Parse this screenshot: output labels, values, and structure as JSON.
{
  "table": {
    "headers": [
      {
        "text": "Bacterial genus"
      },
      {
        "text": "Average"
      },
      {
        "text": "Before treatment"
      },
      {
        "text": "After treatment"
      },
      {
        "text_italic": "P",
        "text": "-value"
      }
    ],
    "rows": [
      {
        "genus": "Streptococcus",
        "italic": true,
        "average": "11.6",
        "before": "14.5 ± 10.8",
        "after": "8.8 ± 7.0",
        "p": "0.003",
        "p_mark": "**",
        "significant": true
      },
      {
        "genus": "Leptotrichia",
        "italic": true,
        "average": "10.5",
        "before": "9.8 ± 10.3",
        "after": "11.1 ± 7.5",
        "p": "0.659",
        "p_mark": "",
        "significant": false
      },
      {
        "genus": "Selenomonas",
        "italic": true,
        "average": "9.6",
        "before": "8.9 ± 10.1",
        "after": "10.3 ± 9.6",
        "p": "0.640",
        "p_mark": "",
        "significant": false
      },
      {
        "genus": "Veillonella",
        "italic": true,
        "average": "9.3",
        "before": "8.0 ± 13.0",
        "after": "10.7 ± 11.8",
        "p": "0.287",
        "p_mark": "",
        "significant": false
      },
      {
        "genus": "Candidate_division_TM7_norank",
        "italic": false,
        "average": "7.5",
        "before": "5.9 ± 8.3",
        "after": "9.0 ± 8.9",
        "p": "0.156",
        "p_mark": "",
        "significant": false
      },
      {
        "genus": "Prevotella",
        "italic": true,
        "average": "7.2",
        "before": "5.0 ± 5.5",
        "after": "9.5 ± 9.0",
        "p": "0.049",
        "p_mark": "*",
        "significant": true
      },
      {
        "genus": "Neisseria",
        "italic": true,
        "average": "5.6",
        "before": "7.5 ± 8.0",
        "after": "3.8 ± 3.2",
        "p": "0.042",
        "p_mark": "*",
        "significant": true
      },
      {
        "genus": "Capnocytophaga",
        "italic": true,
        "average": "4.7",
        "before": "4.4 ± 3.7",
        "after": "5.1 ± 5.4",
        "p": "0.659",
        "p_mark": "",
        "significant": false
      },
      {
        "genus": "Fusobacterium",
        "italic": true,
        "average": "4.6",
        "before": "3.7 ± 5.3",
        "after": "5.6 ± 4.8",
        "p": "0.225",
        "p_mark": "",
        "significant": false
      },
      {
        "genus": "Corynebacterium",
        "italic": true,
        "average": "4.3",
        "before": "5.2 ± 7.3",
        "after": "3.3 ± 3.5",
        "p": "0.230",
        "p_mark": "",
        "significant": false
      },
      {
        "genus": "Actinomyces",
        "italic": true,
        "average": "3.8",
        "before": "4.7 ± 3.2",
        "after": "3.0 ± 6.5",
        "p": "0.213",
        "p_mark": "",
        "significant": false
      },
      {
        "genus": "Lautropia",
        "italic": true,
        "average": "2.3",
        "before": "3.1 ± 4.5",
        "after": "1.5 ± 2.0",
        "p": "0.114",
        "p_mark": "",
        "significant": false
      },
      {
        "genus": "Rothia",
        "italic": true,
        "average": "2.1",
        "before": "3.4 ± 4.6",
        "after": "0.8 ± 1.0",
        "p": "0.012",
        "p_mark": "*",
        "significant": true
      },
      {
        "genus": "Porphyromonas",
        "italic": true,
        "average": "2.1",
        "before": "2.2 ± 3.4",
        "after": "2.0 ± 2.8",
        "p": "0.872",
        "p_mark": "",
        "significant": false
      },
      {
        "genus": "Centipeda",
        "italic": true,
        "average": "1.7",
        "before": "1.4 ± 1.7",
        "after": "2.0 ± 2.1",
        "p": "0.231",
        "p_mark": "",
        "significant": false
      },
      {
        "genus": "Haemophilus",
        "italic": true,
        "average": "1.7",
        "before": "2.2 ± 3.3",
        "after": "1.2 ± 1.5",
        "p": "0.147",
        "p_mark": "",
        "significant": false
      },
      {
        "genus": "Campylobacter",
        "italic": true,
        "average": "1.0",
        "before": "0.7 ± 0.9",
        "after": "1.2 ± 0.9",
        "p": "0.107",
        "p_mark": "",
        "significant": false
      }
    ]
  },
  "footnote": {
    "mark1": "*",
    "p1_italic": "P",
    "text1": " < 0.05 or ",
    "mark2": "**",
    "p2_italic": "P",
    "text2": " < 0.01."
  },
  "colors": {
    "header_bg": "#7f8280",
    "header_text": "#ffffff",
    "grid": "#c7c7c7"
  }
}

◆ **TASK**:
Once you have read the listing, retype it in full, word for word.

◆ **EXERCISE ANSWER**:
Parse this screenshot: output labels, values, and structure as JSON.
{
  "table": {
    "headers": [
      {
        "text": "Bacterial genus"
      },
      {
        "text": "Average"
      },
      {
        "text": "Before treatment"
      },
      {
        "text": "After treatment"
      },
      {
        "text_italic": "P",
        "text": "-value"
      }
    ],
    "rows": [
      {
        "genus": "Streptococcus",
        "italic": true,
        "average": "11.6",
        "before": "14.5 ± 10.8",
        "after": "8.8 ± 7.0",
        "p": "0.003",
        "p_mark": "**",
        "significant": true
      },
      {
        "genus": "Leptotrichia",
        "italic": true,
        "average": "10.5",
        "before": "9.8 ± 10.3",
        "after": "11.1 ± 7.5",
        "p": "0.659",
        "p_mark": "",
        "significant": false
      },
      {
        "genus": "Selenomonas",
        "italic": true,
        "average": "9.6",
        "before": "8.9 ± 10.1",
        "after": "10.3 ± 9.6",
        "p": "0.640",
        "p_mark": "",
        "significant": false
      },
      {
        "genus": "Veillonella",
        "italic": true,
        "average": "9.3",
        "before": "8.0 ± 13.0",
        "after": "10.7 ± 11.8",
        "p": "0.287",
        "p_mark": "",
        "significant": false
      },
      {
        "genus": "Candidate_division_TM7_norank",
        "italic": false,
        "average": "7.5",
        "before": "5.9 ± 8.3",
        "after": "9.0 ± 8.9",
        "p": "0.156",
        "p_mark": "",
        "significant": false
      },
      {
        "genus": "Prevotella",
        "italic": true,
        "average": "7.2",
        "before": "5.0 ± 5.5",
        "after": "9.5 ± 9.0",
        "p": "0.049",
        "p_mark": "*",
        "significant": true
      },
      {
        "genus": "Neisseria",
        "italic": true,
        "average": "5.6",
        "before": "7.5 ± 8.0",
        "after": "3.8 ± 3.2",
        "p": "0.042",
        "p_mark": "*",
        "significant": true
      },
      {
        "genus": "Capnocytophaga",
        "italic": true,
        "average": "4.7",
        "before": "4.4 ± 3.7",
        "after": "5.1 ± 5.4",
        "p": "0.659",
        "p_mark": "",
        "significant": false
      },
      {
        "genus": "Fusobacterium",
        "italic": true,
        "average": "4.6",
        "before": "3.7 ± 5.3",
        "after": "5.6 ± 4.8",
        "p": "0.225",
        "p_mark": "",
        "significant": false
      },
      {
        "genus": "Corynebacterium",
        "italic": true,
        "average": "4.3",
        "before": "5.2 ± 7.3",
        "after": "3.3 ± 3.5",
        "p": "0.230",
        "p_mark": "",
        "significant": false
      },
      {
        "genus": "Actinomyces",
        "italic": true,
        "average": "3.8",
        "before": "4.7 ± 3.2",
        "after": "3.0 ± 6.5",
        "p": "0.213",
        "p_mark": "",
        "significant": false
      },
      {
        "genus": "Lautropia",
        "italic": true,
        "average": "2.3",
        "before": "3.1 ± 4.5",
        "after": "1.5 ± 2.0",
        "p": "0.114",
        "p_mark": "",
        "significant": false
      },
      {
        "genus": "Rothia",
        "italic": true,
        "average": "2.1",
        "before": "3.4 ± 4.6",
        "after": "0.8 ± 1.0",
        "p": "0.012",
        "p_mark": "*",
        "significant": true
      },
      {
        "genus": "Porphyromonas",
        "italic": true,
        "average": "2.1",
        "before": "2.2 ± 3.4",
        "after": "2.0 ± 2.8",
        "p": "0.872",
        "p_mark": "",
        "significant": false
      },
      {
        "genus": "Centipeda",
        "italic": true,
        "average": "1.7",
        "before": "1.4 ± 1.7",
        "after": "2.0 ± 2.1",
        "p": "0.231",
        "p_mark": "",
        "significant": false
      },
      {
        "genus": "Haemophilus",
        "italic": true,
        "average": "1.7",
        "before": "2.2 ± 3.3",
        "after": "1.2 ± 1.5",
        "p": "0.147",
        "p_mark": "",
        "significant": false
      },
      {
        "genus": "Campylobacter",
        "italic": true,
        "average": "1.0",
        "before": "0.7 ± 0.9",
        "after": "1.2 ± 0.9",
        "p": "0.107",
        "p_mark": "",
        "significant": false
      }
    ]
  },
  "footnote": {
    "mark1": "*",
    "p1_italic": "P",
    "text1": " < 0.05 or ",
    "mark2": "**",
    "p2_italic": "P",
    "text2": " < 0.01."
  },
  "colors": {
    "header_bg": "#7f8280",
    "header_text": "#ffffff",
    "grid": "#c7c7c7"
  }
}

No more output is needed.